====== Data to examine ======

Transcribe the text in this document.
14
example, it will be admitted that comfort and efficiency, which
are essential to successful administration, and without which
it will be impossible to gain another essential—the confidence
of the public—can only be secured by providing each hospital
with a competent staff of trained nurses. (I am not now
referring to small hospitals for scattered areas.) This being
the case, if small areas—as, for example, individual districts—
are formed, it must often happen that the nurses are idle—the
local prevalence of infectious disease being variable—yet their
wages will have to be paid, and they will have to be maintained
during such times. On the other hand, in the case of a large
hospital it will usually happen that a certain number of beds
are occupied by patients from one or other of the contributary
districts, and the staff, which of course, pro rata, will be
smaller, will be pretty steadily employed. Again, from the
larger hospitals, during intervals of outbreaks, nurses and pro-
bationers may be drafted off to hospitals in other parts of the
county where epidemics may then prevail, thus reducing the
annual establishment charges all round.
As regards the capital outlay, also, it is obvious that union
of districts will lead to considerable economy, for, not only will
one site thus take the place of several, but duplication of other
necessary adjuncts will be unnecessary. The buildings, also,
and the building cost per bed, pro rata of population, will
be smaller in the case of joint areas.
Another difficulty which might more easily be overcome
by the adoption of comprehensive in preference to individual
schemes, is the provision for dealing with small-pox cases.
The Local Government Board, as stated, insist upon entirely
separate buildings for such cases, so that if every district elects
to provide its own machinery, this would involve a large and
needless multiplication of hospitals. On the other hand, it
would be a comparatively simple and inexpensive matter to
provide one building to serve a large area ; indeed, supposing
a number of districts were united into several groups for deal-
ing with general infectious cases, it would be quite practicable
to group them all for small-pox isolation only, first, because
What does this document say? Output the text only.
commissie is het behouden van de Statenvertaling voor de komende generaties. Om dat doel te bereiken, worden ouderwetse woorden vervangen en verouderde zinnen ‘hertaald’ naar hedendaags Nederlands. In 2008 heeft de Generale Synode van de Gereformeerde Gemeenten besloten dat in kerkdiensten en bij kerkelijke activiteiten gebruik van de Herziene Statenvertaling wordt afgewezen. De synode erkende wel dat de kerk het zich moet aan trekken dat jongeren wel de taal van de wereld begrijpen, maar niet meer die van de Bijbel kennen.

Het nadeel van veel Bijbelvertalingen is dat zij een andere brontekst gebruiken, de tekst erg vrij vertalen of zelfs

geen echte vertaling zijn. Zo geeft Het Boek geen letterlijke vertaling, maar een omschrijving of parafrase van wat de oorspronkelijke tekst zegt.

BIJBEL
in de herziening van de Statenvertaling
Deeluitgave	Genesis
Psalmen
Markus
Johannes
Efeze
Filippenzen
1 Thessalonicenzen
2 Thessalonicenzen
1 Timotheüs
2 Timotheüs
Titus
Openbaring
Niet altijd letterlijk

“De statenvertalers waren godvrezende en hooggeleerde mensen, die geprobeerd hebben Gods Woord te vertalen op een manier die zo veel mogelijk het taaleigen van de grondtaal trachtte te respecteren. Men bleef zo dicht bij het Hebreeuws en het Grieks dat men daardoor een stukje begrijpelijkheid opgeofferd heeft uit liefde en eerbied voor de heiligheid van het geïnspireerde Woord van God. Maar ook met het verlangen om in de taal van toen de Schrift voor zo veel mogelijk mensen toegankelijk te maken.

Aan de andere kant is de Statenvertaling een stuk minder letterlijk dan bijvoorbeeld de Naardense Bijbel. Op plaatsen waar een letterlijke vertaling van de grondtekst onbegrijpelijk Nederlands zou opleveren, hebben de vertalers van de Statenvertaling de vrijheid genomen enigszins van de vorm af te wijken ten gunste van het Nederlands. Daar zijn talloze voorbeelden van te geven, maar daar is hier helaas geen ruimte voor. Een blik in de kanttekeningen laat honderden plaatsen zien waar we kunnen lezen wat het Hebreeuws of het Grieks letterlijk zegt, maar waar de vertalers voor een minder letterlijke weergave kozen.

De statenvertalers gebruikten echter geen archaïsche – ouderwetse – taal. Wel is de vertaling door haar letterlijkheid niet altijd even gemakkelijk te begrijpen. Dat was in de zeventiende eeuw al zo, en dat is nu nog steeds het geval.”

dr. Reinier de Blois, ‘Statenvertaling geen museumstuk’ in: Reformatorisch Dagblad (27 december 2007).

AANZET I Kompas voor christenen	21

======

Task details :: Give the entries again exactly, every one.

Output of the task ::
Transcribe the text in this document.
14
example, it will be admitted that comfort and efficiency, which
are essential to successful administration, and without which
it will be impossible to gain another essential—the confidence
of the public—can only be secured by providing each hospital
with a competent staff of trained nurses. (I am not now
referring to small hospitals for scattered areas.) This being
the case, if small areas—as, for example, individual districts—
are formed, it must often happen that the nurses are idle—the
local prevalence of infectious disease being variable—yet their
wages will have to be paid, and they will have to be maintained
during such times. On the other hand, in the case of a large
hospital it will usually happen that a certain number of beds
are occupied by patients from one or other of the contributary
districts, and the staff, which of course, pro rata, will be
smaller, will be pretty steadily employed. Again, from the
larger hospitals, during intervals of outbreaks, nurses and pro-
bationers may be drafted off to hospitals in other parts of the
county where epidemics may then prevail, thus reducing the
annual establishment charges all round.
As regards the capital outlay, also, it is obvious that union
of districts will lead to considerable economy, for, not only will
one site thus take the place of several, but duplication of other
necessary adjuncts will be unnecessary. The buildings, also,
and the building cost per bed, pro rata of population, will
be smaller in the case of joint areas.
Another difficulty which might more easily be overcome
by the adoption of comprehensive in preference to individual
schemes, is the provision for dealing with small-pox cases.
The Local Government Board, as stated, insist upon entirely
separate buildings for such cases, so that if every district elects
to provide its own machinery, this would involve a large and
needless multiplication of hospitals. On the other hand, it
would be a comparatively simple and inexpensive matter to
provide one building to serve a large area ; indeed, supposing
a number of districts were united into several groups for deal-
ing with general infectious cases, it would be quite practicable
to group them all for small-pox isolation only, first, because
What does this document say? Output the text only.
commissie is het behouden van de Statenvertaling voor de komende generaties. Om dat doel te bereiken, worden ouderwetse woorden vervangen en verouderde zinnen ‘hertaald’ naar hedendaags Nederlands. In 2008 heeft de Generale Synode van de Gereformeerde Gemeenten besloten dat in kerkdiensten en bij kerkelijke activiteiten gebruik van de Herziene Statenvertaling wordt afgewezen. De synode erkende wel dat de kerk het zich moet aan trekken dat jongeren wel de taal van de wereld begrijpen, maar niet meer die van de Bijbel kennen.

Het nadeel van veel Bijbelvertalingen is dat zij een andere brontekst gebruiken, de tekst erg vrij vertalen of zelfs

geen echte vertaling zijn. Zo geeft Het Boek geen letterlijke vertaling, maar een omschrijving of parafrase van wat de oorspronkelijke tekst zegt.

BIJBEL
in de herziening van de Statenvertaling
Deeluitgave	Genesis
Psalmen
Markus
Johannes
Efeze
Filippenzen
1 Thessalonicenzen
2 Thessalonicenzen
1 Timotheüs
2 Timotheüs
Titus
Openbaring
Niet altijd letterlijk

“De statenvertalers waren godvrezende en hooggeleerde mensen, die geprobeerd hebben Gods Woord te vertalen op een manier die zo veel mogelijk het taaleigen van de grondtaal trachtte te respecteren. Men bleef zo dicht bij het Hebreeuws en het Grieks dat men daardoor een stukje begrijpelijkheid opgeofferd heeft uit liefde en eerbied voor de heiligheid van het geïnspireerde Woord van God. Maar ook met het verlangen om in de taal van toen de Schrift voor zo veel mogelijk mensen toegankelijk te maken.

Aan de andere kant is de Statenvertaling een stuk minder letterlijk dan bijvoorbeeld de Naardense Bijbel. Op plaatsen waar een letterlijke vertaling van de grondtekst onbegrijpelijk Nederlands zou opleveren, hebben de vertalers van de Statenvertaling de vrijheid genomen enigszins van de vorm af te wijken ten gunste van het Nederlands. Daar zijn talloze voorbeelden van te geven, maar daar is hier helaas geen ruimte voor. Een blik in de kanttekeningen laat honderden plaatsen zien waar we kunnen lezen wat het Hebreeuws of het Grieks letterlijk zegt, maar waar de vertalers voor een minder letterlijke weergave kozen.

De statenvertalers gebruikten echter geen archaïsche – ouderwetse – taal. Wel is de vertaling door haar letterlijkheid niet altijd even gemakkelijk te begrijpen. Dat was in de zeventiende eeuw al zo, en dat is nu nog steeds het geval.”

dr. Reinier de Blois, ‘Statenvertaling geen museumstuk’ in: Reformatorisch Dagblad (27 december 2007).

AANZET I Kompas voor christenen	21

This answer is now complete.